■ **TO BE DONE**: Copy each line exactly. Drop every picture.
>> BEGIN RECORDS FOR PROCESSING
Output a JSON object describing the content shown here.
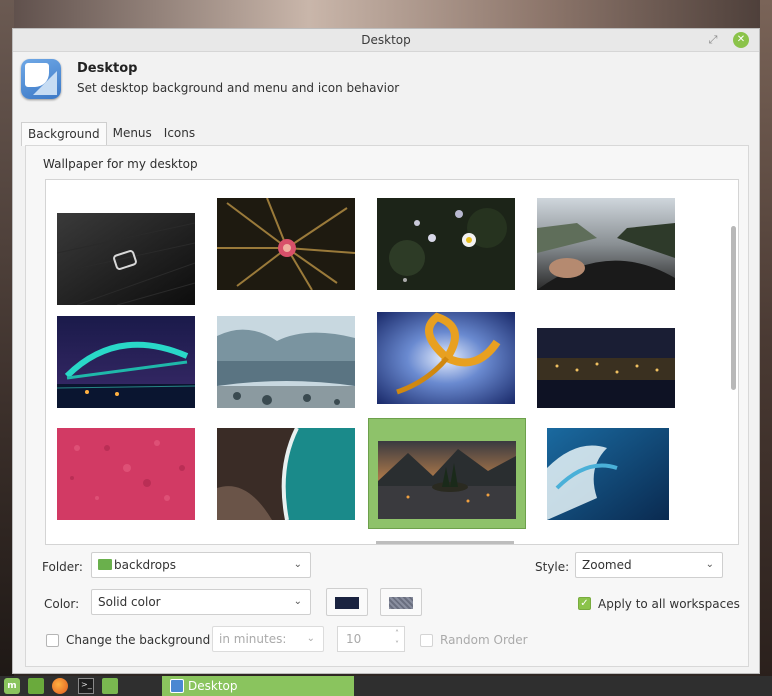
{
  "window": {
    "title": "Desktop"
  },
  "app": {
    "name": "Desktop",
    "description": "Set desktop background and menu and icon behavior"
  },
  "tabs": [
    {
      "label": "Background",
      "active": true
    },
    {
      "label": "Menus",
      "active": false
    },
    {
      "label": "Icons",
      "active": false
    }
  ],
  "background": {
    "section_label": "Wallpaper for my desktop",
    "wallpapers": [
      {
        "name": "mint-logo-dark",
        "selected": false
      },
      {
        "name": "dried-flower",
        "selected": false
      },
      {
        "name": "daisies-dark",
        "selected": false
      },
      {
        "name": "steering-wheel-road",
        "selected": false
      },
      {
        "name": "bridge-night",
        "selected": false
      },
      {
        "name": "icy-lake-reflection",
        "selected": false
      },
      {
        "name": "abstract-swirl",
        "selected": false
      },
      {
        "name": "city-lights-night",
        "selected": false
      },
      {
        "name": "pink-texture",
        "selected": false
      },
      {
        "name": "aerial-beach",
        "selected": false
      },
      {
        "name": "lake-island-mountains",
        "selected": true
      },
      {
        "name": "ocean-wave",
        "selected": false
      }
    ],
    "folder": {
      "label": "Folder:",
      "value": "backdrops"
    },
    "style": {
      "label": "Style:",
      "value": "Zoomed"
    },
    "color": {
      "label": "Color:",
      "value": "Solid color",
      "primary": "#1a2340",
      "secondary": "#8a8fa0"
    },
    "apply_all": {
      "label": "Apply to all workspaces",
      "checked": true
    },
    "change_bg": {
      "label": "Change the background",
      "checked": false
    },
    "interval": {
      "value": "in minutes:"
    },
    "minutes": {
      "value": "10"
    },
    "random": {
      "label": "Random Order",
      "checked": false
    }
  },
  "taskbar": {
    "active_window": "Desktop",
    "launchers": [
      "mint-menu-icon",
      "show-desktop-icon",
      "firefox-icon",
      "terminal-icon",
      "files-icon"
    ]
  },
  "colors": {
    "accent": "#8bc34a",
    "selection": "#8ec26a"
  }
}
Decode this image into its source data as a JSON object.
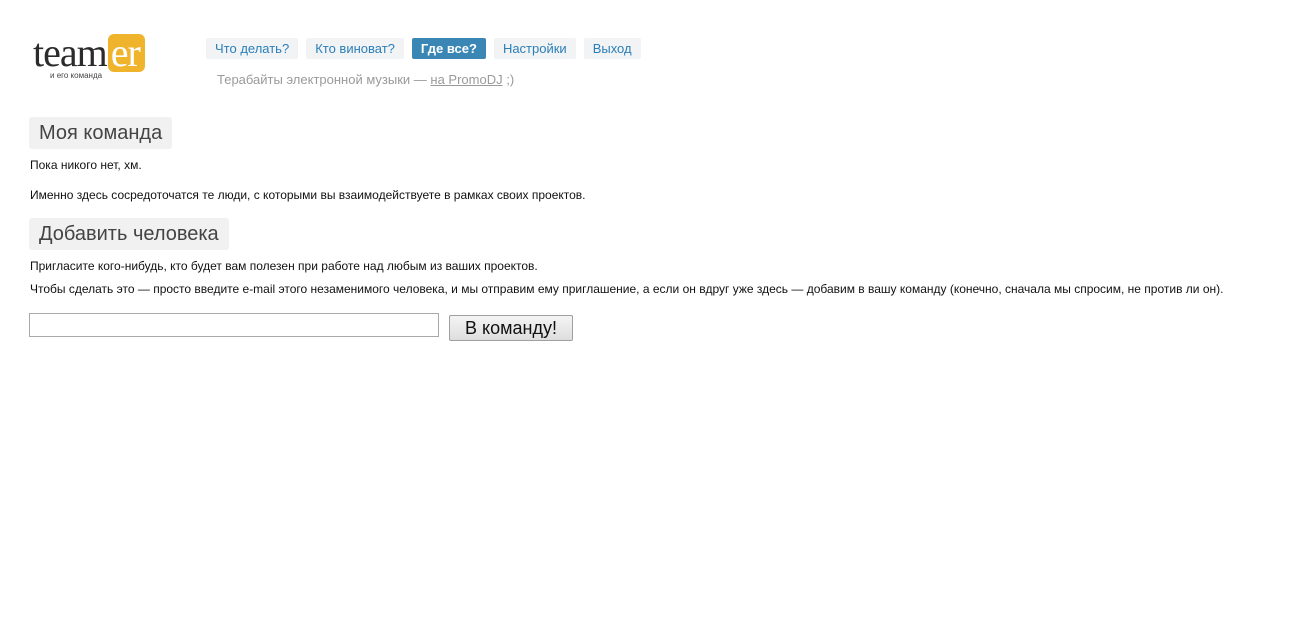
{
  "logo": {
    "word_main": "team",
    "word_accent": "er",
    "tagline": "и его команда",
    "accent_color": "#f0b42c"
  },
  "nav": {
    "items": [
      {
        "label": "Что делать?",
        "active": false
      },
      {
        "label": "Кто виноват?",
        "active": false
      },
      {
        "label": "Где все?",
        "active": true
      },
      {
        "label": "Настройки",
        "active": false
      },
      {
        "label": "Выход",
        "active": false
      }
    ],
    "link_color": "#2b7fb8",
    "active_color": "#3a87b5"
  },
  "slogan": {
    "text": "Терабайты электронной музыки — ",
    "link": "на PromoDJ",
    "suffix": " ;)"
  },
  "team_section": {
    "title": "Моя команда",
    "empty_text": "Пока никого нет, хм.",
    "description": "Именно здесь сосредоточатся те люди, с которыми вы взаимодействуете в рамках своих проектов."
  },
  "add_section": {
    "title": "Добавить человека",
    "line1": "Пригласите кого-нибудь, кто будет вам полезен при работе над любым из ваших проектов.",
    "line2": "Чтобы сделать это — просто введите e-mail этого незаменимого человека, и мы отправим ему приглашение, а если он вдруг уже здесь — добавим в вашу команду (конечно, сначала мы спросим, не против ли он).",
    "email_value": "",
    "submit_label": "В команду!"
  }
}
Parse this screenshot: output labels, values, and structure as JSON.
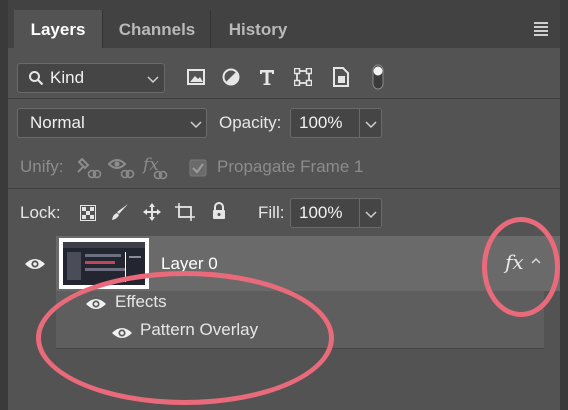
>> END RECORDS FOR PROCESSING
■ **EXERCISE RESPONSE**:
Output a JSON object describing the content shown here.
{
  "window": {
    "title": "Desktop"
  },
  "app": {
    "name": "Desktop",
    "description": "Set desktop background and menu and icon behavior"
  },
  "tabs": [
    {
      "label": "Background",
      "active": true
    },
    {
      "label": "Menus",
      "active": false
    },
    {
      "label": "Icons",
      "active": false
    }
  ],
  "background": {
    "section_label": "Wallpaper for my desktop",
    "wallpapers": [
      {
        "name": "mint-logo-dark",
        "selected": false
      },
      {
        "name": "dried-flower",
        "selected": false
      },
      {
        "name": "daisies-dark",
        "selected": false
      },
      {
        "name": "steering-wheel-road",
        "selected": false
      },
      {
        "name": "bridge-night",
        "selected": false
      },
      {
        "name": "icy-lake-reflection",
        "selected": false
      },
      {
        "name": "abstract-swirl",
        "selected": false
      },
      {
        "name": "city-lights-night",
        "selected": false
      },
      {
        "name": "pink-texture",
        "selected": false
      },
      {
        "name": "aerial-beach",
        "selected": false
      },
      {
        "name": "lake-island-mountains",
        "selected": true
      },
      {
        "name": "ocean-wave",
        "selected": false
      }
    ],
    "folder": {
      "label": "Folder:",
      "value": "backdrops"
    },
    "style": {
      "label": "Style:",
      "value": "Zoomed"
    },
    "color": {
      "label": "Color:",
      "value": "Solid color",
      "primary": "#1a2340",
      "secondary": "#8a8fa0"
    },
    "apply_all": {
      "label": "Apply to all workspaces",
      "checked": true
    },
    "change_bg": {
      "label": "Change the background",
      "checked": false
    },
    "interval": {
      "value": "in minutes:"
    },
    "minutes": {
      "value": "10"
    },
    "random": {
      "label": "Random Order",
      "checked": false
    }
  },
  "taskbar": {
    "active_window": "Desktop",
    "launchers": [
      "mint-menu-icon",
      "show-desktop-icon",
      "firefox-icon",
      "terminal-icon",
      "files-icon"
    ]
  },
  "colors": {
    "accent": "#8bc34a",
    "selection": "#8ec26a"
  }
}
Decode this image into its source data as a JSON object.
{
  "logo": {
    "word_main": "team",
    "word_accent": "er",
    "tagline": "и его команда",
    "accent_color": "#f0b42c"
  },
  "nav": {
    "items": [
      {
        "label": "Что делать?",
        "active": false
      },
      {
        "label": "Кто виноват?",
        "active": false
      },
      {
        "label": "Где все?",
        "active": true
      },
      {
        "label": "Настройки",
        "active": false
      },
      {
        "label": "Выход",
        "active": false
      }
    ],
    "link_color": "#2b7fb8",
    "active_color": "#3a87b5"
  },
  "slogan": {
    "text": "Терабайты электронной музыки — ",
    "link": "на PromoDJ",
    "suffix": " ;)"
  },
  "team_section": {
    "title": "Моя команда",
    "empty_text": "Пока никого нет, хм.",
    "description": "Именно здесь сосредоточатся те люди, с которыми вы взаимодействуете в рамках своих проектов."
  },
  "add_section": {
    "title": "Добавить человека",
    "line1": "Пригласите кого-нибудь, кто будет вам полезен при работе над любым из ваших проектов.",
    "line2": "Чтобы сделать это — просто введите e-mail этого незаменимого человека, и мы отправим ему приглашение, а если он вдруг уже здесь — добавим в вашу команду (конечно, сначала мы спросим, не против ли он).",
    "email_value": "",
    "submit_label": "В команду!"
  }
}
Parse this screenshot: output labels, values, and structure as JSON.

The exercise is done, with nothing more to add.